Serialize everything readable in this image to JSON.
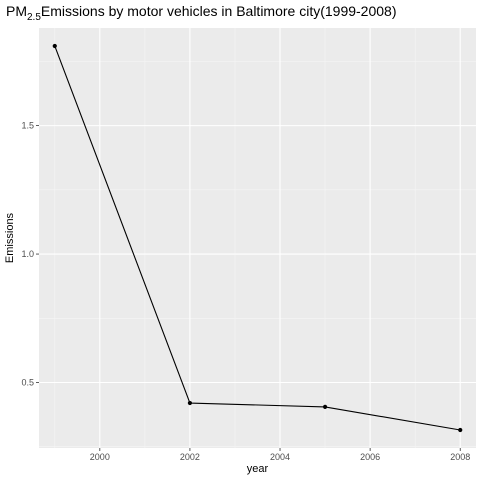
{
  "chart_data": {
    "type": "line",
    "title": {
      "prefix": "PM",
      "subscript": "2.5",
      "rest": "Emissions by motor vehicles in Baltimore city(1999-2008)"
    },
    "xlabel": "year",
    "ylabel": "Emissions",
    "x": [
      1999,
      2002,
      2005,
      2008
    ],
    "y": [
      1.81,
      0.42,
      0.405,
      0.315
    ],
    "xlim": [
      1998.65,
      2008.35
    ],
    "ylim": [
      0.245,
      1.88
    ],
    "x_ticks": [
      2000,
      2002,
      2004,
      2006,
      2008
    ],
    "x_tick_labels": [
      "2000",
      "2002",
      "2004",
      "2006",
      "2008"
    ],
    "y_ticks": [
      0.5,
      1.0,
      1.5
    ],
    "y_tick_labels": [
      "0.5",
      "1.0",
      "1.5"
    ],
    "grid": true,
    "legend": "none",
    "colors": {
      "panel": "#ebebeb",
      "grid_major": "#ffffff",
      "grid_minor": "#f5f5f5",
      "line": "#000000",
      "point": "#000000",
      "tick_text": "#4d4d4d"
    }
  }
}
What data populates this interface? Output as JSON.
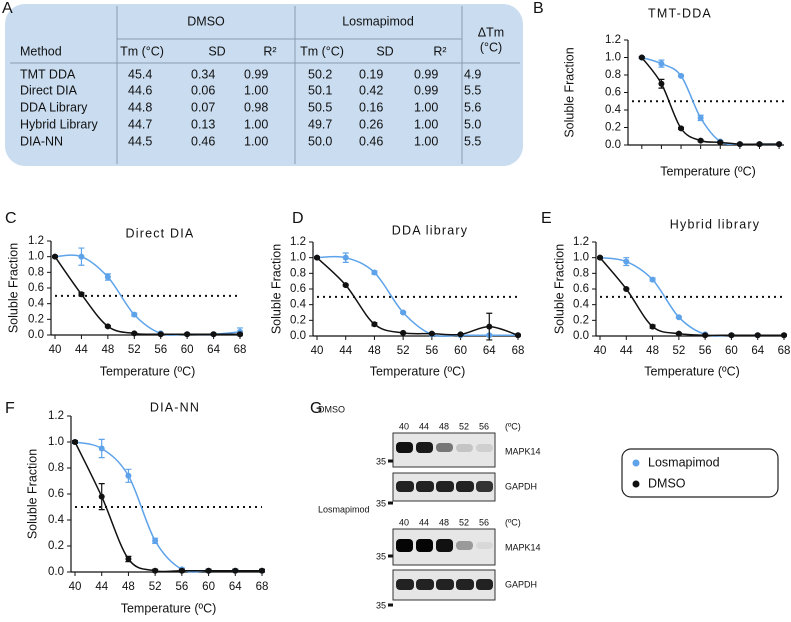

■ Short problem
Check every line of the entries above for the word "Emissions" and report how many lines contain it, giving the number only.

■ Task response
2